** REQUEST **
Transcribe the records below exactly as they appear, omitting any pictures.

# Start of RECORDS TO PROCESS

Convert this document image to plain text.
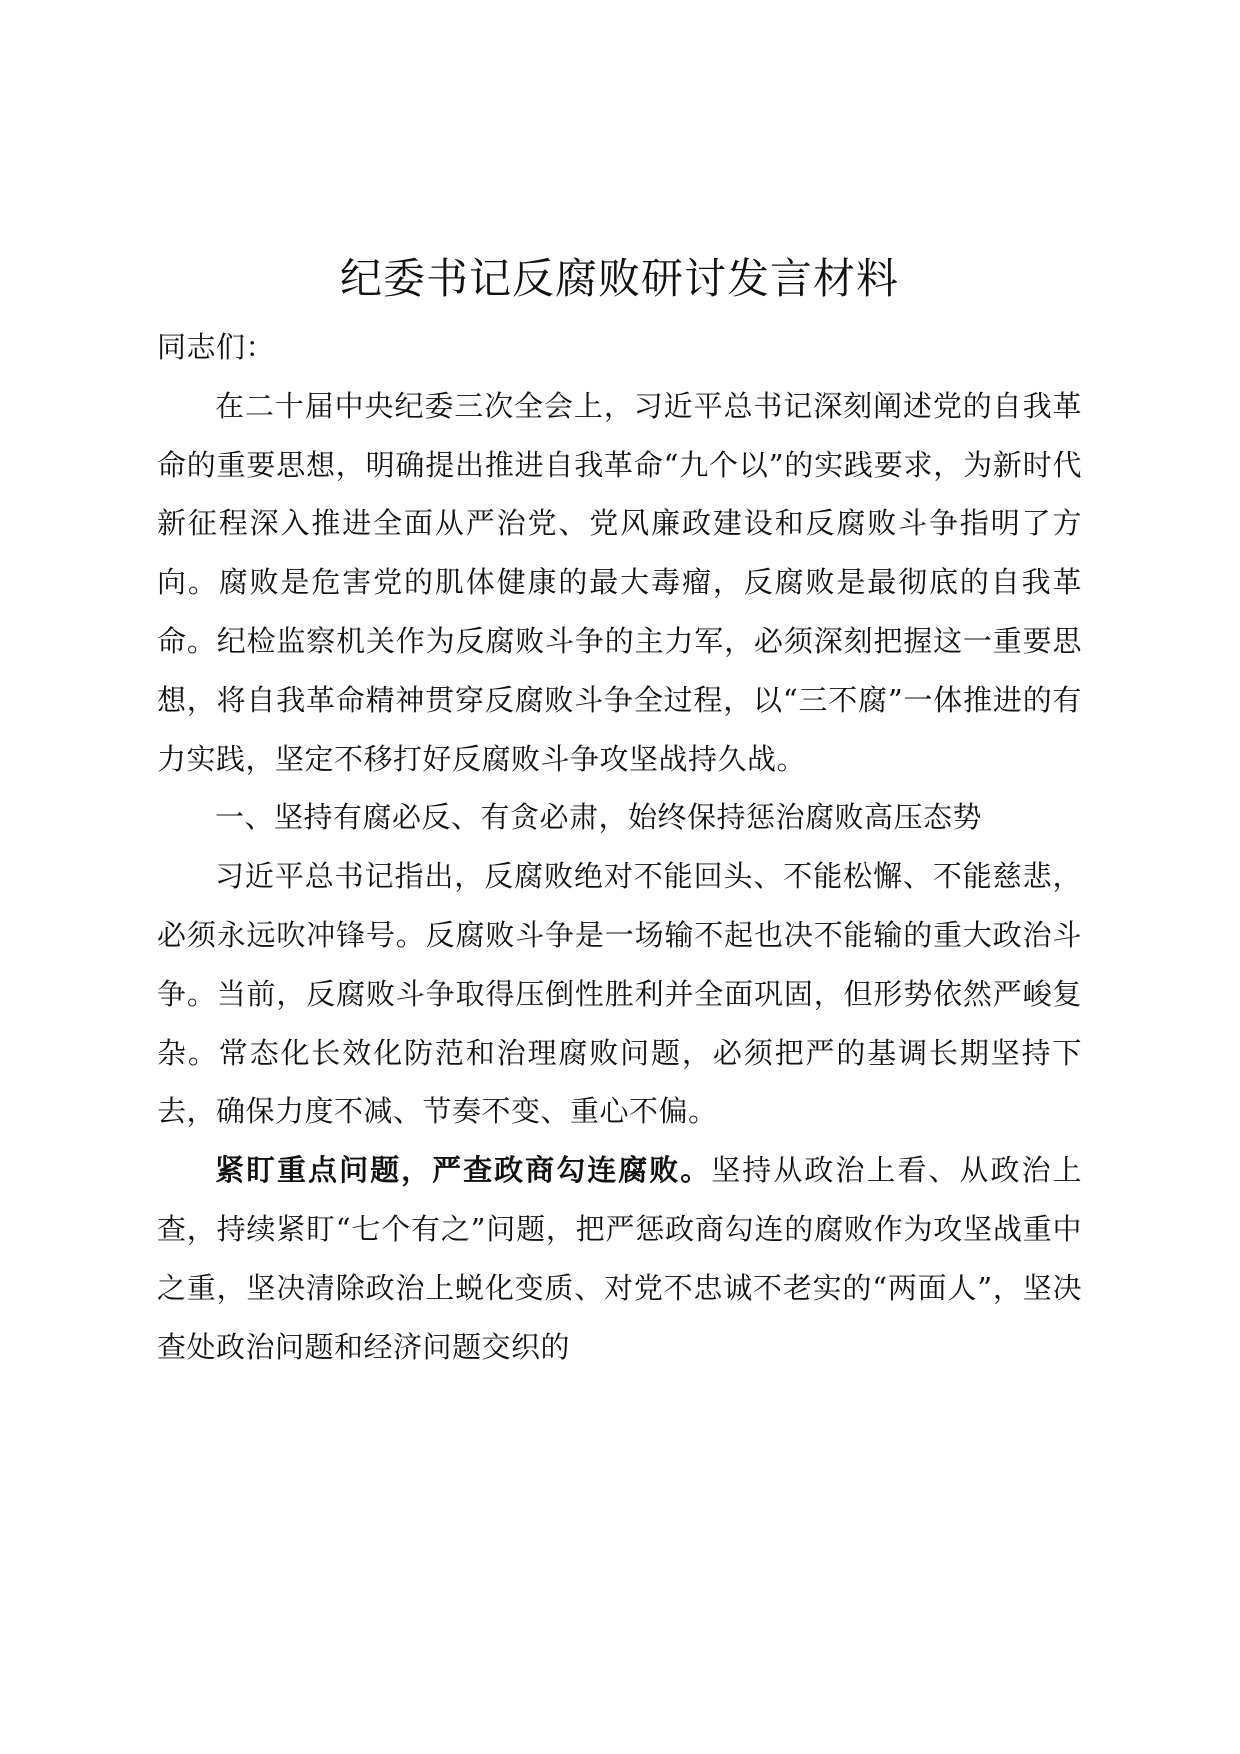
纪委书记反腐败研讨发言材料

同志们：

在二十届中央纪委三次全会上，习近平总书记深刻阐述党的自我革命的重要思想，明确提出推进自我革命“九个以”的实践要求，为新时代新征程深入推进全面从严治党、党风廉政建设和反腐败斗争指明了方向。腐败是危害党的肌体健康的最大毒瘤，反腐败是最彻底的自我革命。纪检监察机关作为反腐败斗争的主力军，必须深刻把握这一重要思想，将自我革命精神贯穿反腐败斗争全过程，以“三不腐”一体推进的有力实践，坚定不移打好反腐败斗争攻坚战持久战。

一、坚持有腐必反、有贪必肃，始终保持惩治腐败高压态势

习近平总书记指出，反腐败绝对不能回头、不能松懈、不能慈悲，必须永远吹冲锋号。反腐败斗争是一场输不起也决不能输的重大政治斗争。当前，反腐败斗争取得压倒性胜利并全面巩固，但形势依然严峻复杂。常态化长效化防范和治理腐败问题，必须把严的基调长期坚持下去，确保力度不减、节奏不变、重心不偏。

紧盯重点问题，严查政商勾连腐败。坚持从政治上看、从政治上查，持续紧盯“七个有之”问题，把严惩政商勾连的腐败作为攻坚战重中之重，坚决清除政治上蜕化变质、对党不忠诚不老实的“两面人”，坚决查处政治问题和经济问题交织的
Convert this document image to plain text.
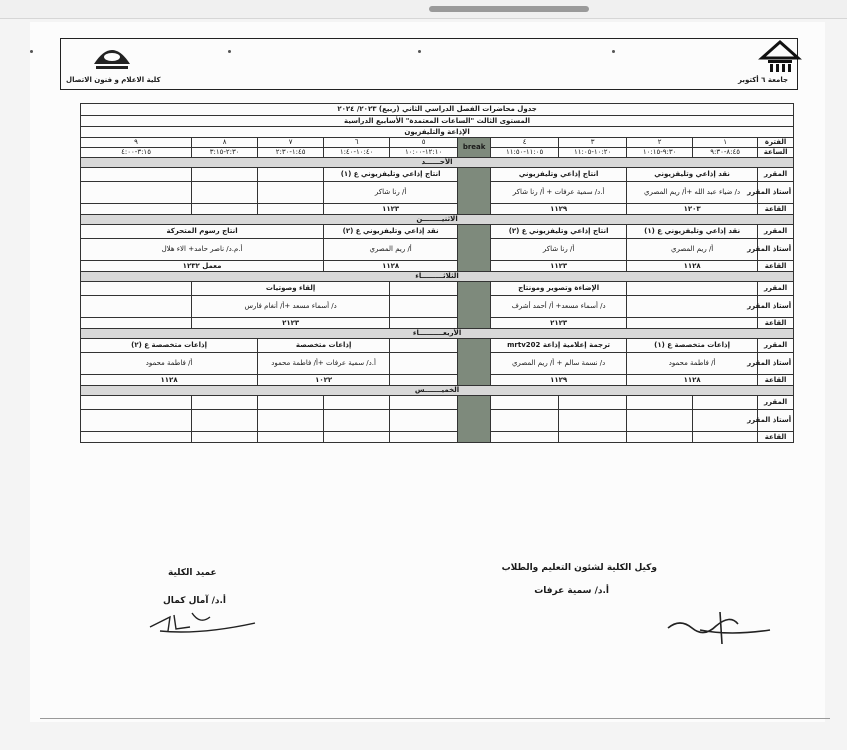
جامعة ٦ أكتوبر
كلية الاعلام و فنون الاتصال
جدول محاضرات الفصل الدراسي الثاني (ربيع) ٢٠٢٣/ ٢٠٢٤										
المستوى الثالث "الساعات المعتمدة" الأسابيع الدراسية										
الإذاعة والتليفزيون										
الفترة	١	٢	٣	٤	break	٥	٦	٧	٨	٩
الساعة	٨:٤٥-٩:٣٠	٩:٣٠-١٠:١٥	١٠:٢٠-١١:٠٥	١١:٠٥-١١:٥٠		١٢:١٠-١٠:٠٠	١٠:٤٠-١:٤٠	١:٤٥-٢:٣٠	٢:٣٠-٣:١٥	٣:١٥-٤:٠٠
الأحــــــد										
المقرر	نقد إذاعي وتليفزيوني		انتاج إذاعي وتليفزيوني			انتاج إذاعي وتليفزيوني ع (١)				
أستاذ المقرر	د/ ضياء عبد الله +أ/ ريم المصري		أ.د/ سمية عرفات + أ/ رنا شاكر			أ/ رنا شاكر				
القاعة	١٢٠٣		١١٢٩			١١٢٣				
الاثنيــــــــن										
المقرر	نقد إذاعي وتليفزيوني ع (١)		انتاج إذاعي وتليفزيوني ع (٢)			نقد إذاعي وتليفزيوني ع (٢)		انتاج رسوم المتحركة		
أستاذ المقرر	أ/ ريم المصري		أ/ رنا شاكر			أ/ ريم المصري		أ.م.د/ ناصر حامد+ الاء هلال		
القاعة	١١٢٨		١١٢٣			١١٢٨		معمل ١٢٣٢		
الثلاثـــــــــاء										
المقرر			الإضاءة وتصوير ومونتاج				إلقاء وصوتيات			
أستاذ المقرر			د/ أسماء مسعد+ أ/ أحمد أشرف				د/ أسماء مسعد +أ/ أنغام فارس			
القاعة			٢١٢٣				٢١٢٣			
الأربعــــــــــاء										
المقرر	إذاعات متخصصة ع (١)		ترجمة إعلامية إذاعة mrtv202				إذاعات متخصصة		إذاعات متخصصة ع (٢)	
أستاذ المقرر	أ/ فاطمة محمود		د/ نسمة سالم + أ/ ريم المصري				أ.د/ سمية عرفات +أ/ فاطمة محمود		أ/ فاطمة محمود	
القاعة	١١٢٨		١١٢٩				١٠٢٢		١١٢٨	
الخميـــــــس										
المقرر										
أستاذ المقرر										
القاعة										
وكيل الكلية لشئون التعليم والطلاب
أ.د/ سمية عرفات
عميد الكلية
أ.د/ آمال كمال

# End of RECORDS TO PROCESS

** ANSWER FOR THE TASK **
Convert this document image to plain text.
纪委书记反腐败研讨发言材料

同志们：

在二十届中央纪委三次全会上，习近平总书记深刻阐述党的自我革命的重要思想，明确提出推进自我革命“九个以”的实践要求，为新时代新征程深入推进全面从严治党、党风廉政建设和反腐败斗争指明了方向。腐败是危害党的肌体健康的最大毒瘤，反腐败是最彻底的自我革命。纪检监察机关作为反腐败斗争的主力军，必须深刻把握这一重要思想，将自我革命精神贯穿反腐败斗争全过程，以“三不腐”一体推进的有力实践，坚定不移打好反腐败斗争攻坚战持久战。

一、坚持有腐必反、有贪必肃，始终保持惩治腐败高压态势

习近平总书记指出，反腐败绝对不能回头、不能松懈、不能慈悲，必须永远吹冲锋号。反腐败斗争是一场输不起也决不能输的重大政治斗争。当前，反腐败斗争取得压倒性胜利并全面巩固，但形势依然严峻复杂。常态化长效化防范和治理腐败问题，必须把严的基调长期坚持下去，确保力度不减、节奏不变、重心不偏。

紧盯重点问题，严查政商勾连腐败。坚持从政治上看、从政治上查，持续紧盯“七个有之”问题，把严惩政商勾连的腐败作为攻坚战重中之重，坚决清除政治上蜕化变质、对党不忠诚不老实的“两面人”，坚决查处政治问题和经济问题交织的
Convert this document image to plain text.
جامعة ٦ أكتوبر
كلية الاعلام و فنون الاتصال
جدول محاضرات الفصل الدراسي الثاني (ربيع) ٢٠٢٣/ ٢٠٢٤										
المستوى الثالث "الساعات المعتمدة" الأسابيع الدراسية										
الإذاعة والتليفزيون										
الفترة	١	٢	٣	٤	break	٥	٦	٧	٨	٩
الساعة	٨:٤٥-٩:٣٠	٩:٣٠-١٠:١٥	١٠:٢٠-١١:٠٥	١١:٠٥-١١:٥٠		١٢:١٠-١٠:٠٠	١٠:٤٠-١:٤٠	١:٤٥-٢:٣٠	٢:٣٠-٣:١٥	٣:١٥-٤:٠٠
الأحــــــد										
المقرر	نقد إذاعي وتليفزيوني		انتاج إذاعي وتليفزيوني			انتاج إذاعي وتليفزيوني ع (١)				
أستاذ المقرر	د/ ضياء عبد الله +أ/ ريم المصري		أ.د/ سمية عرفات + أ/ رنا شاكر			أ/ رنا شاكر				
القاعة	١٢٠٣		١١٢٩			١١٢٣				
الاثنيــــــــن										
المقرر	نقد إذاعي وتليفزيوني ع (١)		انتاج إذاعي وتليفزيوني ع (٢)			نقد إذاعي وتليفزيوني ع (٢)		انتاج رسوم المتحركة		
أستاذ المقرر	أ/ ريم المصري		أ/ رنا شاكر			أ/ ريم المصري		أ.م.د/ ناصر حامد+ الاء هلال		
القاعة	١١٢٨		١١٢٣			١١٢٨		معمل ١٢٣٢		
الثلاثـــــــــاء										
المقرر			الإضاءة وتصوير ومونتاج				إلقاء وصوتيات			
أستاذ المقرر			د/ أسماء مسعد+ أ/ أحمد أشرف				د/ أسماء مسعد +أ/ أنغام فارس			
القاعة			٢١٢٣				٢١٢٣			
الأربعــــــــــاء										
المقرر	إذاعات متخصصة ع (١)		ترجمة إعلامية إذاعة mrtv202				إذاعات متخصصة		إذاعات متخصصة ع (٢)	
أستاذ المقرر	أ/ فاطمة محمود		د/ نسمة سالم + أ/ ريم المصري				أ.د/ سمية عرفات +أ/ فاطمة محمود		أ/ فاطمة محمود	
القاعة	١١٢٨		١١٢٩				١٠٢٢		١١٢٨	
الخميـــــــس										
المقرر										
أستاذ المقرر										
القاعة										
وكيل الكلية لشئون التعليم والطلاب
أ.د/ سمية عرفات
عميد الكلية
أ.د/ آمال كمال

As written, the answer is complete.